PROVIDED PASSAGE:
------------------------------------------------------------

Hi,
I am using SharpZipLib to zip to an output stream that happens to be unseekable. Which then forces Zip64 on me. The problem, however is that when reading the resulting file using the ZipInputStream class (not the ZipFile class) the getNextEntry() method has no way of determining that Zip64 was used, because the compressedSize and Size in the header are set to 0, and at the time that putNextEntry in the ZipOutputStream set the extra data size it too was zero. So no extra data existed to help determine at input-time that the file had Zip64 information in it. This caused the ZipInputStream to only read the two long values as two int values and thus was off by 8bytes causing the "Wrong Local header signature" exception.
Below is sample code to replicate the problem for outputting a file. IMPORTANT: The underlying stream MUST be non-seekable. To replicate that I just created a tiny class (Class1) that extends FileStream and overrode the CanSeek method to return false.
public void zip(){
String sourceDir = "C:\\Adrian Programming\\Test Data\\directory with sub directories\\subdirectory 2";
Class1 fsOut = new Class1("C:\\Adrian Programming\\Test Data Output\\test.zip", FileMode.Create, FileAccess.Write);
ZipOutputStream zipper = new ZipOutputStream(fsOut);
int i = 0;
List<String> files = new List<String>();
foreach (String dir in Directory.GetDirectories(sourceDir)) {
files.Add(Path.GetFileName(dir));
}
foreach (String file in Directory.GetFiles(sourceDir)) {
files.Add(Path.GetFileName(file));
}
while (i < files.Count) {
FileInfo file = new FileInfo(Path.Combine(sourceDir, files[i]));
if ((file.Attributes & FileAttributes.Directory) == FileAttributes.Directory) {
DirectoryInfo di = new DirectoryInfo(file.FullName);
DirectoryInfo[ subDirs = di.GetDirectories();
FileInfo[ subFiles = di.GetFiles();
if (subDirs.Length == 0 && subFiles.Length == 0) {
ZipEntry ze = new ZipEntry(files[i] + "\\");
zipper.PutNextEntry(ze);
zipper.CloseEntry();
} else {
//list all files in this dir in the list
foreach (DirectoryInfo subdir in subDirs) {
files.Add(Path.Combine(files[i], subdir.Name));
}
foreach (FileInfo subfile in subFiles) {
files.Add(Path.Combine(files[i], subfile.Name));
}
}
} else {
FileStream fsIn = file.OpenRead();
ZipEntry ze = new ZipEntry(ZipEntry.CleanName(files[i]));
if (!TimeZone.CurrentTimeZone.IsDaylightSavingTime(file.LastWriteTime)) {
ze.DateTime = file.LastWriteTime.AddHours(1.0);
} else {
ze.DateTime = file.LastWriteTime;
}
zipper.PutNextEntry(ze);
int bufferInBytes = (int)file.Length;
byte[ buffer = new byte[bufferInBytes];
int len = 0;
while ((len = fsIn.Read(buffer, 0, bufferInBytes)) > 0) {
zipper.Write(buffer, 0, len);
}
fsIn.Close();
zipper.CloseEntry();
}
i++;
}
zipper.Close();
}
Small notes about the above zip and code -- the folder being compressed contains directories and files and some of the directories are empty. Also for this example I've just hard coded the buffer size, because I know that no files in that folder happen to be above 10k so no memory issues.

------------------------------------------------------------

DIRECTION A:
Does each statement agree with the SharpZipLib post? Answer yes or no for each, quoting the words of the post that decide it.
(i) The output stream being zipped to is seekable.
(ii) The error that results is the "Wrong Local header signature" exception.
(iii) Class1 overrides the CanSeek method to return true.
The entries that follow have no connection to the SharpZipLib post.

(Element boundary records)
------------------------------------------------------------

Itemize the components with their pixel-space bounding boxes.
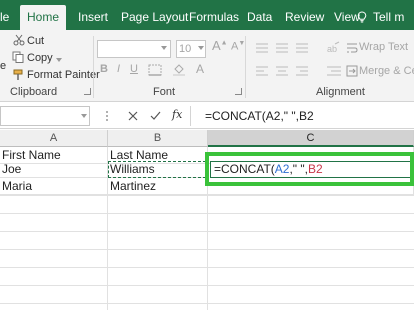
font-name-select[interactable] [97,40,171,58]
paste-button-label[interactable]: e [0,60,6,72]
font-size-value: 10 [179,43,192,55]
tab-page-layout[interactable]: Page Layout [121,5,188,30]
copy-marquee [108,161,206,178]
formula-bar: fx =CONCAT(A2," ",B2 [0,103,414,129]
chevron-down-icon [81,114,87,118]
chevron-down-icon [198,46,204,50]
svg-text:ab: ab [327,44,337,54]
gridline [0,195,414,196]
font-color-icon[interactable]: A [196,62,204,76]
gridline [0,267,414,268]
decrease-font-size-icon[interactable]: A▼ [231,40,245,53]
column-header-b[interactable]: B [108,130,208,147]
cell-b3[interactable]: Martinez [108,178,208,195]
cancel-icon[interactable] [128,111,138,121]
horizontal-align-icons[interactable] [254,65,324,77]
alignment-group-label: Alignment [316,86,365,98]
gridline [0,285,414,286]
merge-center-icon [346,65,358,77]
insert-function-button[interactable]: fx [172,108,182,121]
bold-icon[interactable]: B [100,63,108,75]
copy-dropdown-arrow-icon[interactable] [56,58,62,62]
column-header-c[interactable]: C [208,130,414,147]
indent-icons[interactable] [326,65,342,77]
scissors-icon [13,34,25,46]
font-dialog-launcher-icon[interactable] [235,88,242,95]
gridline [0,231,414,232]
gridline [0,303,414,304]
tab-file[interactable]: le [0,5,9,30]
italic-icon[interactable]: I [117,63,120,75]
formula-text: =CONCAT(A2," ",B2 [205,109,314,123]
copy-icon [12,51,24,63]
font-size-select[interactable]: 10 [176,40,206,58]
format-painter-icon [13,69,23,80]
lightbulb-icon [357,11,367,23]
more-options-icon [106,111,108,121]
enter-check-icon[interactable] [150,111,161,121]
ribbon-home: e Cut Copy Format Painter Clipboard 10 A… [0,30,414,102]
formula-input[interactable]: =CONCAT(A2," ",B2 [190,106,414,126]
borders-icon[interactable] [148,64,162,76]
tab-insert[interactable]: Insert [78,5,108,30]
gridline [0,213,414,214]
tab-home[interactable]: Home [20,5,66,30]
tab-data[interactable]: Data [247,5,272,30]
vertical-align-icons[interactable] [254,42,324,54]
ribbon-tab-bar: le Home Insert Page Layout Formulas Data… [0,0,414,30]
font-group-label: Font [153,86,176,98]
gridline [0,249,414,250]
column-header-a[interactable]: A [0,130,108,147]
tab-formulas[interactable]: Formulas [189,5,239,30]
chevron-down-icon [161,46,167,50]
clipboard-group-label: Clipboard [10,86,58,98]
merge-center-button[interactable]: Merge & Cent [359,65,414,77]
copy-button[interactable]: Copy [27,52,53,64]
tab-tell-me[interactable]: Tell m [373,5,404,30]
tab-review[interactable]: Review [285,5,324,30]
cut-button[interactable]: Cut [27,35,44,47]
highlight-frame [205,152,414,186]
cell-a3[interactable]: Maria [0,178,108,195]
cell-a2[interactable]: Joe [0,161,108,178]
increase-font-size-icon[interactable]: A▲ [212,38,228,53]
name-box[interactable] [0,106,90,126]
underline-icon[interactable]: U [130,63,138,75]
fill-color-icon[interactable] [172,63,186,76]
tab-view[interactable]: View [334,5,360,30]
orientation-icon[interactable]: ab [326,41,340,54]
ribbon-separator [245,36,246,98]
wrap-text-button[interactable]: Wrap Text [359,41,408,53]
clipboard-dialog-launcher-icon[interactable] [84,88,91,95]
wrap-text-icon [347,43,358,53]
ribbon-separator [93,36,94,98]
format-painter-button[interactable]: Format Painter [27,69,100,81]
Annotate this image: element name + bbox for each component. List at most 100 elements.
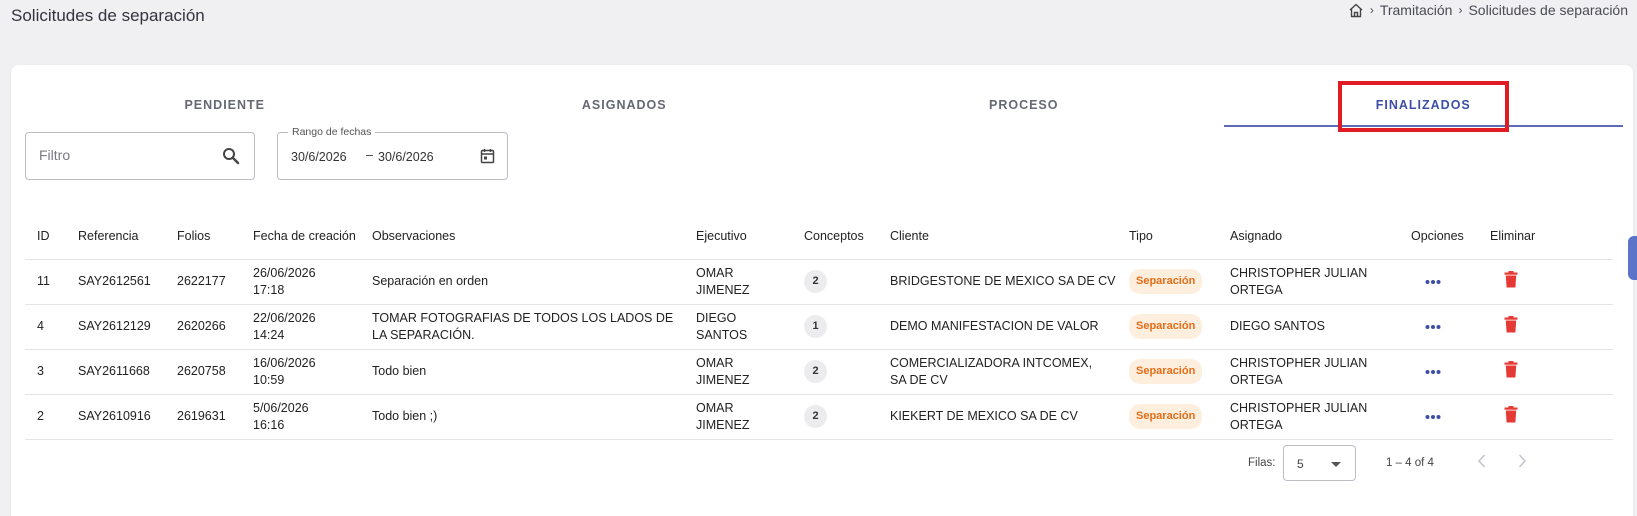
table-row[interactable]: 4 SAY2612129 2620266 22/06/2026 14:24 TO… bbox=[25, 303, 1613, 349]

------------------------------------------------------------

DIRECTION B: Could you render the lines of the entries as a JSON list of strings, one string per line and blank lines omitted, covering only the lines from the one containing "font-name-select[interactable] [97,40,171,58]" up to and including the one containing "more-options-icon [106,111,108,121]"?

REPLY A:
(i) No: "zip to an output stream that happens to be unseekable"
(ii) Yes: "causing the "Wrong Local header signature" exception"
(iii) No: "overrode the CanSeek method to return false"

REPLY B:
[
  "font-name-select[interactable] [97,40,171,58]",
  "paste-button-label[interactable]: e [0,60,6,72]",
  "font-size-value: 10 [179,43,192,55]",
  "tab-page-layout[interactable]: Page Layout [121,5,188,30]",
  "copy-marquee [108,161,206,178]",
  "formula-bar: fx =CONCAT(A2,\" \",B2 [0,103,414,129]",
  "chevron-down-icon [81,114,87,118]",
  "chevron-down-icon [198,46,204,50]",
  "svg-text:ab: ab [327,44,337,54]",
  "gridline [0,195,414,196]",
  "font-color-icon[interactable]: A [196,62,204,76]",
  "gridline [0,267,414,268]",
  "decrease-font-size-icon[interactable]: A▼ [231,40,245,53]",
  "column-header-b[interactable]: B [108,130,208,147]",
  "cell-b3[interactable]: Martinez [108,178,208,195]",
  "cancel-icon[interactable] [128,111,138,121]",
  "horizontal-align-icons[interactable] [254,65,324,77]",
  "alignment-group-label: Alignment [316,86,365,98]",
  "gridline [0,285,414,286]",
  "merge-center-icon [346,65,358,77]",
  "insert-function-button[interactable]: fx [172,108,182,121]",
  "bold-icon[interactable]: B [100,63,108,75]",
  "copy-dropdown-arrow-icon[interactable] [56,58,62,62]",
  "column-header-c[interactable]: C [208,130,414,147]",
  "indent-icons[interactable] [326,65,342,77]",
  "scissors-icon [13,34,25,46]",
  "font-dialog-launcher-icon[interactable] [235,88,242,95]",
  "gridline [0,231,414,232]",
  "gridline [0,303,414,304]",
  "tab-file[interactable]: le [0,5,9,30]",
  "italic-icon[interactable]: I [117,63,120,75]",
  "formula-text: =CONCAT(A2,\" \",B2 [205,109,314,123]",
  "copy-icon [12,51,24,63]",
  "font-size-select[interactable]: 10 [176,40,206,58]",
  "format-painter-icon [13,69,23,80]",
  "lightbulb-icon [357,11,367,23]",
  "more-options-icon [106,111,108,121]"
]